### Problem requirements
Gather each line of the entries below that includes "heading".

### Materials provided
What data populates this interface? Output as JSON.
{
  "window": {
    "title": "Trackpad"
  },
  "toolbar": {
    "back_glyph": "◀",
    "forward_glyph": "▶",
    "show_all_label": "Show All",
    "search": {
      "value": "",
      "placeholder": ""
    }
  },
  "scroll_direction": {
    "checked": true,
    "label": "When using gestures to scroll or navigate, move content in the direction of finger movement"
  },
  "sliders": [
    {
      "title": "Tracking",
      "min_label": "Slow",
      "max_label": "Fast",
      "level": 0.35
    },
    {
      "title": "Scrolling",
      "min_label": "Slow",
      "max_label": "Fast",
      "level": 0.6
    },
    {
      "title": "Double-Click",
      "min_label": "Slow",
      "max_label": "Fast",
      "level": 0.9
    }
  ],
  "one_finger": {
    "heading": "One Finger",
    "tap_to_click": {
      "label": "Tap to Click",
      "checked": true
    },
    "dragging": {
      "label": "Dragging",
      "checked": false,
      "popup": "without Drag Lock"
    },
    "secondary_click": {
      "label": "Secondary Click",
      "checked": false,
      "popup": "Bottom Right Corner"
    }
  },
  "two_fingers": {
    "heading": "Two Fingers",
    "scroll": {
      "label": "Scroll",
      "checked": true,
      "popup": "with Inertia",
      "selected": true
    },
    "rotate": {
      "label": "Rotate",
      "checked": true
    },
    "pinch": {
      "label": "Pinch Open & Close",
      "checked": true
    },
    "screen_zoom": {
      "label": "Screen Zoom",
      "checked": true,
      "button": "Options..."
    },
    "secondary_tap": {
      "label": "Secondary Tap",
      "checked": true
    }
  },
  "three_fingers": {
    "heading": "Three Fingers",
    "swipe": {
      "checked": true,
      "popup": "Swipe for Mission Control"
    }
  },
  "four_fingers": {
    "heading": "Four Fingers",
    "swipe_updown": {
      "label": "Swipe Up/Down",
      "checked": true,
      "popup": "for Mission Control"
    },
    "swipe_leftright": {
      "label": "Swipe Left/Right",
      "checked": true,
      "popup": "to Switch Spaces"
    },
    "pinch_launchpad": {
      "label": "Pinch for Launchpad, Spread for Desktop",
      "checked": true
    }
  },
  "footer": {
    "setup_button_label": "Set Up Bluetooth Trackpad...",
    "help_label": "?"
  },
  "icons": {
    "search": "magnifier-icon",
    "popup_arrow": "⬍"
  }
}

### Reply
    "heading": "One Finger",
    "heading": "Two Fingers",
    "heading": "Three Fingers",
    "heading": "Four Fingers",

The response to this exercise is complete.